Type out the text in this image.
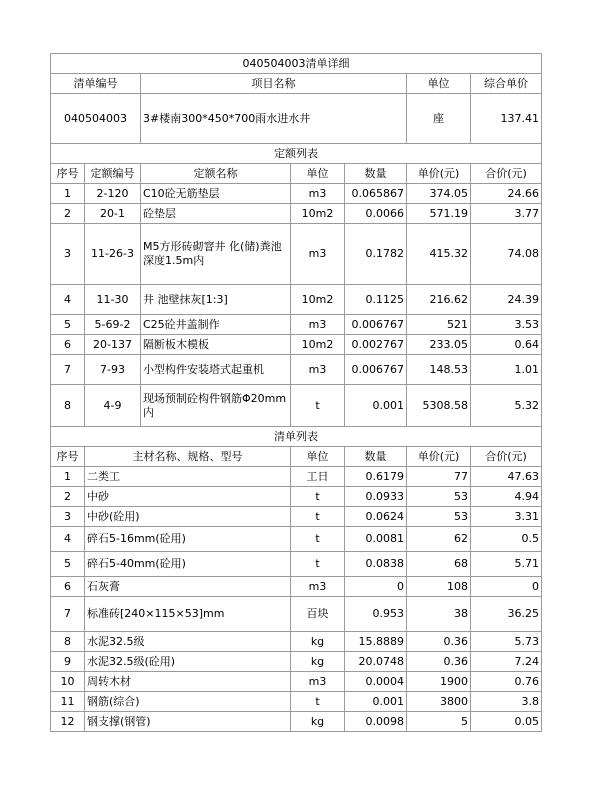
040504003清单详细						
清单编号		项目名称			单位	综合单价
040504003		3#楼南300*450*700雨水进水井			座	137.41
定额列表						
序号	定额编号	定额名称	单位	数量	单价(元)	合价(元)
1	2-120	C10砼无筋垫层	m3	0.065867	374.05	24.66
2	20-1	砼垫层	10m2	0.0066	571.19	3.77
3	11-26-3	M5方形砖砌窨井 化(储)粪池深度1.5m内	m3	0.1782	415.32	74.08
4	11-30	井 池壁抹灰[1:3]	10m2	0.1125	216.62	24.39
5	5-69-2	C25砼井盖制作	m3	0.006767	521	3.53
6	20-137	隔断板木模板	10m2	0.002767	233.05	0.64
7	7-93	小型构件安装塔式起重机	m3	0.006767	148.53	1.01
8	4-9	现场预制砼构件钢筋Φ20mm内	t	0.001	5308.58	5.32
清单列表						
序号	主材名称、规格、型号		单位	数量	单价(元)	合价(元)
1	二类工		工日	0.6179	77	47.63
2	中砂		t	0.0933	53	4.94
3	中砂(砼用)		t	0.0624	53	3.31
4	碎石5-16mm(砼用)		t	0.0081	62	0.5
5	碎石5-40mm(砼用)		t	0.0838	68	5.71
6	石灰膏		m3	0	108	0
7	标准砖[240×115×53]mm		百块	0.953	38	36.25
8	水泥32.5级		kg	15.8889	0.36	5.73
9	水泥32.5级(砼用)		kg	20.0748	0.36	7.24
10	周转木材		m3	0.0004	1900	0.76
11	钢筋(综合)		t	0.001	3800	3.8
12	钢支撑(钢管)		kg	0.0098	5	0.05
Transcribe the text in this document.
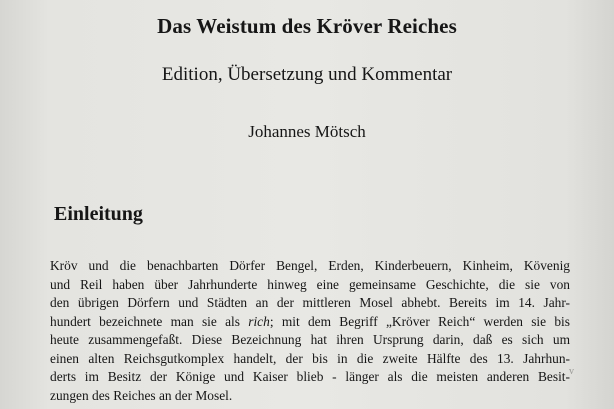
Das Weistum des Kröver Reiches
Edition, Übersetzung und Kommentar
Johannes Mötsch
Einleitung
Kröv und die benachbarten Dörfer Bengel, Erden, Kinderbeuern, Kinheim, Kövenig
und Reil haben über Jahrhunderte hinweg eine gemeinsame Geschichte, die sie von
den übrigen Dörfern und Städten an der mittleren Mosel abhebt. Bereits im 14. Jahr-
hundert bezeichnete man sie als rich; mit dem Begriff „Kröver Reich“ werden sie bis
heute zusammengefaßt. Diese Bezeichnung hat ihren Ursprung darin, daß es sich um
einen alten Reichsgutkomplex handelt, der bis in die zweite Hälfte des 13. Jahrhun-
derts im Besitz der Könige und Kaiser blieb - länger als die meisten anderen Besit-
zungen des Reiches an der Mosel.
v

==

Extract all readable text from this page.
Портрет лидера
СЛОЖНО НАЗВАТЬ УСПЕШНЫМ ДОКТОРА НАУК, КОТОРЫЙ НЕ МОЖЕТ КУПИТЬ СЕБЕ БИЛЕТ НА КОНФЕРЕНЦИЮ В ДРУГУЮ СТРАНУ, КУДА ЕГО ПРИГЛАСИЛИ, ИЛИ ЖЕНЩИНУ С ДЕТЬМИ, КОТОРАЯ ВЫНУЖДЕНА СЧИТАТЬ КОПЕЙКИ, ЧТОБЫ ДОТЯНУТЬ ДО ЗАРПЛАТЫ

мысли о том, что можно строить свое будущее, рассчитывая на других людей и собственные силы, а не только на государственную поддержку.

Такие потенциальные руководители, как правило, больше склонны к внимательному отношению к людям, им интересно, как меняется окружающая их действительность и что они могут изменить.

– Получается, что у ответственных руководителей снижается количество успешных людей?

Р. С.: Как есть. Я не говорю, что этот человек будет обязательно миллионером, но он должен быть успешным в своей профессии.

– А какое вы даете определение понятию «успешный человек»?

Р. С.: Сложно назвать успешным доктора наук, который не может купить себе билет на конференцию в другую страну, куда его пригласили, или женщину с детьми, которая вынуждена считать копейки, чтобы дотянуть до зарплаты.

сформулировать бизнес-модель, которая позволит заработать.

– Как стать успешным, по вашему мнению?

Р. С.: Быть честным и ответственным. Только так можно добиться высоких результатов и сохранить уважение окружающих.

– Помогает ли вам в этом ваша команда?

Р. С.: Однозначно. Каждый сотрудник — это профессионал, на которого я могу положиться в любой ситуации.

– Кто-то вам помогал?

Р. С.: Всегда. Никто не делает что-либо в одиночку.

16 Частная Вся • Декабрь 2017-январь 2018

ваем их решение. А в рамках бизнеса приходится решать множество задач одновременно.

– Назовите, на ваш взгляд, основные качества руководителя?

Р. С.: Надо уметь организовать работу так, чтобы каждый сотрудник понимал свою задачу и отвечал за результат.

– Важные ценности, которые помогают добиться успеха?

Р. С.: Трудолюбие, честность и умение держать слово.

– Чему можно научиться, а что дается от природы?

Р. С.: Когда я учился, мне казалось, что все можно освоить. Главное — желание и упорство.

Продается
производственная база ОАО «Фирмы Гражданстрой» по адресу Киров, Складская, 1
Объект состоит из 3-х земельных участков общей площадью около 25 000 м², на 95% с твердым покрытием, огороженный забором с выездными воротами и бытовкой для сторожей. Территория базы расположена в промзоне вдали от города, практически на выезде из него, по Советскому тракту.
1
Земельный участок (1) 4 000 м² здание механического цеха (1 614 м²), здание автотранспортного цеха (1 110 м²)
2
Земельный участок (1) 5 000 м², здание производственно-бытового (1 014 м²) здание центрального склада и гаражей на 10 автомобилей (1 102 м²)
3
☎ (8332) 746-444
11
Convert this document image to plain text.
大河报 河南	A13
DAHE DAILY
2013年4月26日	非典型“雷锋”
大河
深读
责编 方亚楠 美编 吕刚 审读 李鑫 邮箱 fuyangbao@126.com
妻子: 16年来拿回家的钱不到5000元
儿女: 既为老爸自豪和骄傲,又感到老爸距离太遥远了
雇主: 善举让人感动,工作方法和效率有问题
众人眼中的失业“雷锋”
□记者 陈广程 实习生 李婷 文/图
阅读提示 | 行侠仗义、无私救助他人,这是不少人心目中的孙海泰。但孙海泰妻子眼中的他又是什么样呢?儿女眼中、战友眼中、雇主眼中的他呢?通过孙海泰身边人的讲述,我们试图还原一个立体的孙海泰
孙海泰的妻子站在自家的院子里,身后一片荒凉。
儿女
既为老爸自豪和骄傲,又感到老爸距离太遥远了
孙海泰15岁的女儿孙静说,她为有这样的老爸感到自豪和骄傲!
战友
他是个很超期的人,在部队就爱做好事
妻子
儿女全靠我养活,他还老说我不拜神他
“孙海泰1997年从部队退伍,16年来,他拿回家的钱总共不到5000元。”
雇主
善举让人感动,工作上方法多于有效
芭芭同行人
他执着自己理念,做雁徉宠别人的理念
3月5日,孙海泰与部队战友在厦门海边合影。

- REQUIRED TASK:
List all lines from the entries that include the word "text".

- TASK RESULT:
Type out the text in this image.
Transcribe the text in this document.
Extract all readable text from this page.
Convert this document image to plain text.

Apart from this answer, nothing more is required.